■ TASK TO CARRY OUT ■
The listing below should be printed exactly, every line of it. Skip the pictures.

■ DATASET RECORDS ■
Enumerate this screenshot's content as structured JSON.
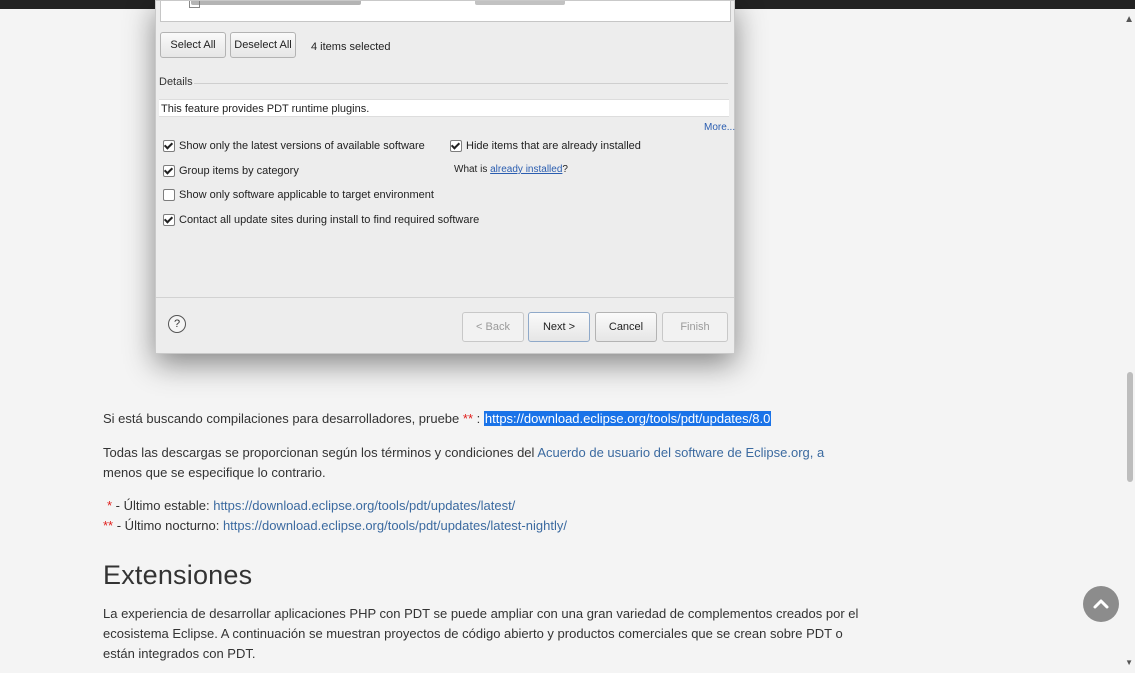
{
  "dialog": {
    "select_all": "Select All",
    "deselect_all": "Deselect All",
    "items_selected": "4 items selected",
    "details_label": "Details",
    "details_text": "This feature provides PDT runtime plugins.",
    "more_link": "More...",
    "options": {
      "latest_versions": {
        "label": "Show only the latest versions of available software",
        "checked": true
      },
      "group_by_category": {
        "label": "Group items by category",
        "checked": true
      },
      "target_env": {
        "label": "Show only software applicable to target environment",
        "checked": false
      },
      "contact_sites": {
        "label": "Contact all update sites during install to find required software",
        "checked": true
      },
      "hide_installed": {
        "label": "Hide items that are already installed",
        "checked": true
      }
    },
    "what_is": "What is ",
    "already_installed": "already installed",
    "question_mark": "?",
    "help": "?",
    "back": "< Back",
    "next": "Next >",
    "cancel": "Cancel",
    "finish": "Finish"
  },
  "page": {
    "dev_builds_text": "Si está buscando compilaciones para desarrolladores, pruebe ",
    "dev_builds_marker": "**",
    "dev_builds_colon": " : ",
    "dev_builds_url": "https://download.eclipse.org/tools/pdt/updates/8.0",
    "terms_text_1": "Todas las descargas se proporcionan según los términos y condiciones del ",
    "terms_link": "Acuerdo de usuario del software de Eclipse.org",
    "terms_text_2": ", a",
    "terms_text_3": "menos que se especifique lo contrario.",
    "stable_marker": "*",
    "stable_label": " - Último estable: ",
    "stable_url": "https://download.eclipse.org/tools/pdt/updates/latest/",
    "nightly_marker": "**",
    "nightly_label": " - Último nocturno: ",
    "nightly_url": "https://download.eclipse.org/tools/pdt/updates/latest-nightly/",
    "extensions_heading": "Extensiones",
    "extensions_line_1": "La experiencia de desarrollar aplicaciones PHP con PDT se puede ampliar con una gran variedad de complementos creados por el",
    "extensions_line_2": "ecosistema Eclipse. A continuación se muestran proyectos de código abierto y productos comerciales que se crean sobre PDT o",
    "extensions_line_3": "están integrados con PDT."
  },
  "colors": {
    "accent_link": "#3b6aa0",
    "highlight": "#1a73e8",
    "marker_red": "#e0201d",
    "fab": "#8c8c8c"
  },
  "icons": {
    "scroll_to_top": "chevron-up-icon",
    "help": "help-circle-icon"
  }
}
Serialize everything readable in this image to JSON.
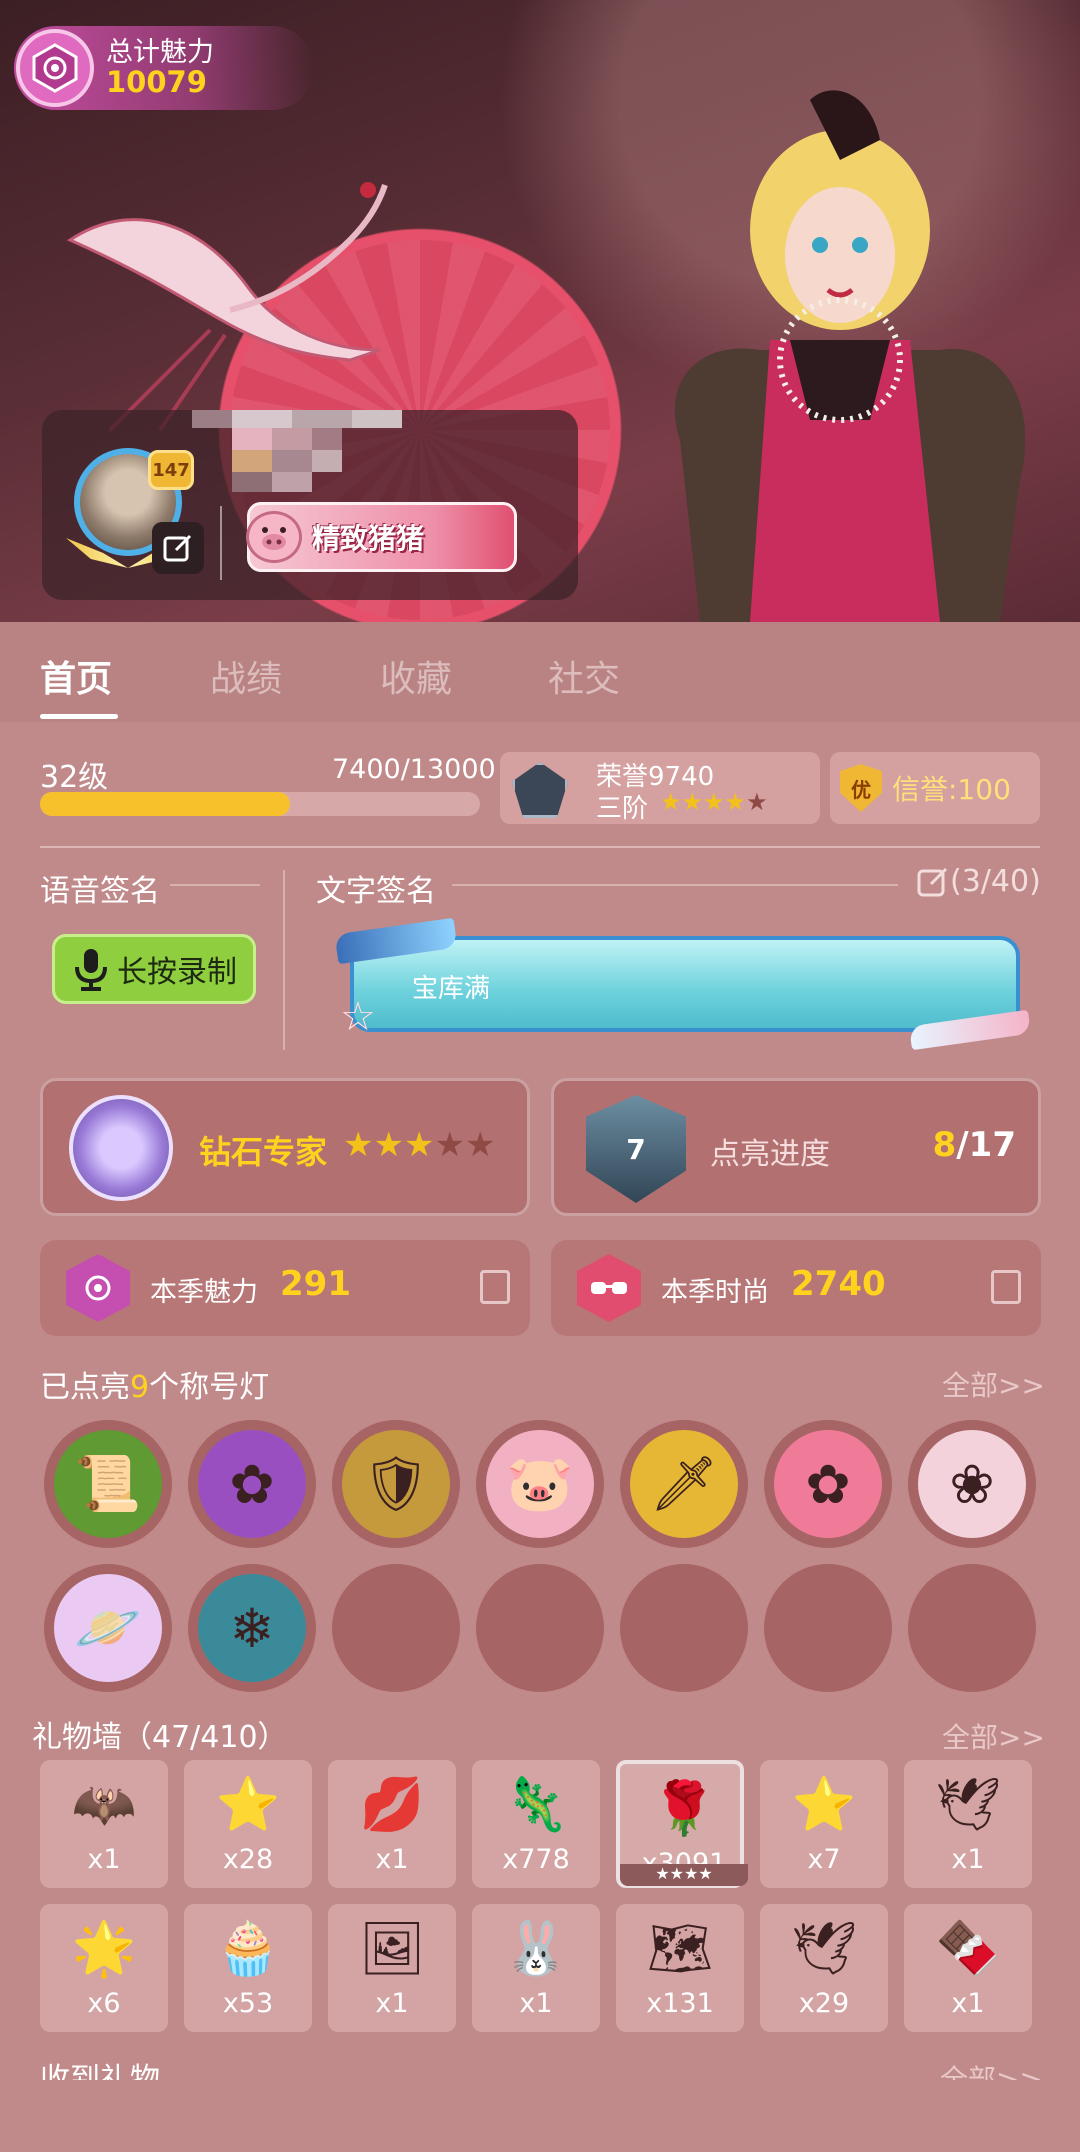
{
  "hero": {
    "charm_label": "总计魅力",
    "charm_value": "10079",
    "avatar_level": "147",
    "title_plate": "精致猪猪"
  },
  "tabs": [
    {
      "label": "首页",
      "active": true
    },
    {
      "label": "战绩",
      "active": false
    },
    {
      "label": "收藏",
      "active": false
    },
    {
      "label": "社交",
      "active": false
    }
  ],
  "level": {
    "label": "32级",
    "exp_text": "7400/13000",
    "progress": 0.569
  },
  "honor": {
    "text": "荣誉9740",
    "tier": "三阶",
    "stars_on": 4,
    "stars_total": 5
  },
  "credit": {
    "icon_text": "优",
    "text": "信誉:100"
  },
  "signature": {
    "voice_title": "语音签名",
    "record_button": "长按录制",
    "text_title": "文字签名",
    "text_count": "(3/40)",
    "text_value": "宝库满"
  },
  "rank": {
    "name": "钻石专家",
    "stars_on": 3,
    "stars_total": 5,
    "light_label": "点亮进度",
    "light_current": "8",
    "light_total": "/17",
    "light_emblem_number": "7"
  },
  "season": {
    "charm_label": "本季魅力",
    "charm_value": "291",
    "fashion_label": "本季时尚",
    "fashion_value": "2740"
  },
  "title_lights": {
    "prefix": "已点亮",
    "count": "9",
    "suffix": "个称号灯",
    "all_link": "全部>>",
    "items": [
      {
        "icon": "green-scroll-icon",
        "color": "#5f9a32",
        "glyph": "📜"
      },
      {
        "icon": "purple-seal-icon",
        "color": "#9a4fc0",
        "glyph": "✿"
      },
      {
        "icon": "shield-sword-icon",
        "color": "#c59a3c",
        "glyph": "🛡"
      },
      {
        "icon": "pig-icon",
        "color": "#f2b0c3",
        "glyph": "🐷"
      },
      {
        "icon": "dagger-icon",
        "color": "#e6b735",
        "glyph": "🗡"
      },
      {
        "icon": "pink-flower-icon",
        "color": "#f07b99",
        "glyph": "✿"
      },
      {
        "icon": "white-rose-icon",
        "color": "#f4d2dc",
        "glyph": "❀"
      },
      {
        "icon": "planet-icon",
        "color": "#eac9f2",
        "glyph": "🪐"
      },
      {
        "icon": "ice-crystal-icon",
        "color": "#3a8a9a",
        "glyph": "❄"
      }
    ],
    "empty_slots": 5
  },
  "gift_wall": {
    "title": "礼物墙（47/410）",
    "all_link": "全部>>",
    "items": [
      {
        "icon": "bat-crest-icon",
        "glyph": "🦇",
        "count": "x1"
      },
      {
        "icon": "gold-star-crest-icon",
        "glyph": "⭐",
        "count": "x28"
      },
      {
        "icon": "lips-icon",
        "glyph": "💋",
        "count": "x1"
      },
      {
        "icon": "golden-pet-icon",
        "glyph": "🦎",
        "count": "x778"
      },
      {
        "icon": "rose-icon",
        "glyph": "🌹",
        "count": "x3091",
        "selected": true,
        "stars": "★★★★"
      },
      {
        "icon": "sheriff-badge-icon",
        "glyph": "⭐",
        "count": "x7"
      },
      {
        "icon": "silver-bird-icon",
        "glyph": "🕊",
        "count": "x1"
      },
      {
        "icon": "purple-star-icon",
        "glyph": "🌟",
        "count": "x6"
      },
      {
        "icon": "cupcake-icon",
        "glyph": "🧁",
        "count": "x53"
      },
      {
        "icon": "photo-frame-icon",
        "glyph": "🖼",
        "count": "x1"
      },
      {
        "icon": "bunny-icon",
        "glyph": "🐰",
        "count": "x1"
      },
      {
        "icon": "treasure-map-icon",
        "glyph": "🗺",
        "count": "x131"
      },
      {
        "icon": "paper-crane-icon",
        "glyph": "🕊",
        "count": "x29"
      },
      {
        "icon": "chocolate-heart-icon",
        "glyph": "🍫",
        "count": "x1"
      }
    ]
  },
  "received_gifts": {
    "title": "收到礼物",
    "all_link": "全部>>"
  },
  "colors": {
    "panel": "#c18a8a",
    "accent_gold": "#ffd21e",
    "bar_fill": "#f7c12c"
  }
}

■ RESPONSE ■
Enumerate this screenshot's content as structured JSON.
{
  "dialog": {
    "select_all": "Select All",
    "deselect_all": "Deselect All",
    "items_selected": "4 items selected",
    "details_label": "Details",
    "details_text": "This feature provides PDT runtime plugins.",
    "more_link": "More...",
    "options": {
      "latest_versions": {
        "label": "Show only the latest versions of available software",
        "checked": true
      },
      "group_by_category": {
        "label": "Group items by category",
        "checked": true
      },
      "target_env": {
        "label": "Show only software applicable to target environment",
        "checked": false
      },
      "contact_sites": {
        "label": "Contact all update sites during install to find required software",
        "checked": true
      },
      "hide_installed": {
        "label": "Hide items that are already installed",
        "checked": true
      }
    },
    "what_is": "What is ",
    "already_installed": "already installed",
    "question_mark": "?",
    "help": "?",
    "back": "< Back",
    "next": "Next >",
    "cancel": "Cancel",
    "finish": "Finish"
  },
  "page": {
    "dev_builds_text": "Si está buscando compilaciones para desarrolladores, pruebe ",
    "dev_builds_marker": "**",
    "dev_builds_colon": " : ",
    "dev_builds_url": "https://download.eclipse.org/tools/pdt/updates/8.0",
    "terms_text_1": "Todas las descargas se proporcionan según los términos y condiciones del ",
    "terms_link": "Acuerdo de usuario del software de Eclipse.org",
    "terms_text_2": ", a",
    "terms_text_3": "menos que se especifique lo contrario.",
    "stable_marker": "*",
    "stable_label": " - Último estable: ",
    "stable_url": "https://download.eclipse.org/tools/pdt/updates/latest/",
    "nightly_marker": "**",
    "nightly_label": " - Último nocturno: ",
    "nightly_url": "https://download.eclipse.org/tools/pdt/updates/latest-nightly/",
    "extensions_heading": "Extensiones",
    "extensions_line_1": "La experiencia de desarrollar aplicaciones PHP con PDT se puede ampliar con una gran variedad de complementos creados por el",
    "extensions_line_2": "ecosistema Eclipse. A continuación se muestran proyectos de código abierto y productos comerciales que se crean sobre PDT o",
    "extensions_line_3": "están integrados con PDT."
  },
  "colors": {
    "accent_link": "#3b6aa0",
    "highlight": "#1a73e8",
    "marker_red": "#e0201d",
    "fab": "#8c8c8c"
  },
  "icons": {
    "scroll_to_top": "chevron-up-icon",
    "help": "help-circle-icon"
  }
}
Serialize everything readable in this image to JSON.
{
  "hero": {
    "charm_label": "总计魅力",
    "charm_value": "10079",
    "avatar_level": "147",
    "title_plate": "精致猪猪"
  },
  "tabs": [
    {
      "label": "首页",
      "active": true
    },
    {
      "label": "战绩",
      "active": false
    },
    {
      "label": "收藏",
      "active": false
    },
    {
      "label": "社交",
      "active": false
    }
  ],
  "level": {
    "label": "32级",
    "exp_text": "7400/13000",
    "progress": 0.569
  },
  "honor": {
    "text": "荣誉9740",
    "tier": "三阶",
    "stars_on": 4,
    "stars_total": 5
  },
  "credit": {
    "icon_text": "优",
    "text": "信誉:100"
  },
  "signature": {
    "voice_title": "语音签名",
    "record_button": "长按录制",
    "text_title": "文字签名",
    "text_count": "(3/40)",
    "text_value": "宝库满"
  },
  "rank": {
    "name": "钻石专家",
    "stars_on": 3,
    "stars_total": 5,
    "light_label": "点亮进度",
    "light_current": "8",
    "light_total": "/17",
    "light_emblem_number": "7"
  },
  "season": {
    "charm_label": "本季魅力",
    "charm_value": "291",
    "fashion_label": "本季时尚",
    "fashion_value": "2740"
  },
  "title_lights": {
    "prefix": "已点亮",
    "count": "9",
    "suffix": "个称号灯",
    "all_link": "全部>>",
    "items": [
      {
        "icon": "green-scroll-icon",
        "color": "#5f9a32",
        "glyph": "📜"
      },
      {
        "icon": "purple-seal-icon",
        "color": "#9a4fc0",
        "glyph": "✿"
      },
      {
        "icon": "shield-sword-icon",
        "color": "#c59a3c",
        "glyph": "🛡"
      },
      {
        "icon": "pig-icon",
        "color": "#f2b0c3",
        "glyph": "🐷"
      },
      {
        "icon": "dagger-icon",
        "color": "#e6b735",
        "glyph": "🗡"
      },
      {
        "icon": "pink-flower-icon",
        "color": "#f07b99",
        "glyph": "✿"
      },
      {
        "icon": "white-rose-icon",
        "color": "#f4d2dc",
        "glyph": "❀"
      },
      {
        "icon": "planet-icon",
        "color": "#eac9f2",
        "glyph": "🪐"
      },
      {
        "icon": "ice-crystal-icon",
        "color": "#3a8a9a",
        "glyph": "❄"
      }
    ],
    "empty_slots": 5
  },
  "gift_wall": {
    "title": "礼物墙（47/410）",
    "all_link": "全部>>",
    "items": [
      {
        "icon": "bat-crest-icon",
        "glyph": "🦇",
        "count": "x1"
      },
      {
        "icon": "gold-star-crest-icon",
        "glyph": "⭐",
        "count": "x28"
      },
      {
        "icon": "lips-icon",
        "glyph": "💋",
        "count": "x1"
      },
      {
        "icon": "golden-pet-icon",
        "glyph": "🦎",
        "count": "x778"
      },
      {
        "icon": "rose-icon",
        "glyph": "🌹",
        "count": "x3091",
        "selected": true,
        "stars": "★★★★"
      },
      {
        "icon": "sheriff-badge-icon",
        "glyph": "⭐",
        "count": "x7"
      },
      {
        "icon": "silver-bird-icon",
        "glyph": "🕊",
        "count": "x1"
      },
      {
        "icon": "purple-star-icon",
        "glyph": "🌟",
        "count": "x6"
      },
      {
        "icon": "cupcake-icon",
        "glyph": "🧁",
        "count": "x53"
      },
      {
        "icon": "photo-frame-icon",
        "glyph": "🖼",
        "count": "x1"
      },
      {
        "icon": "bunny-icon",
        "glyph": "🐰",
        "count": "x1"
      },
      {
        "icon": "treasure-map-icon",
        "glyph": "🗺",
        "count": "x131"
      },
      {
        "icon": "paper-crane-icon",
        "glyph": "🕊",
        "count": "x29"
      },
      {
        "icon": "chocolate-heart-icon",
        "glyph": "🍫",
        "count": "x1"
      }
    ]
  },
  "received_gifts": {
    "title": "收到礼物",
    "all_link": "全部>>"
  },
  "colors": {
    "panel": "#c18a8a",
    "accent_gold": "#ffd21e",
    "bar_fill": "#f7c12c"
  }
}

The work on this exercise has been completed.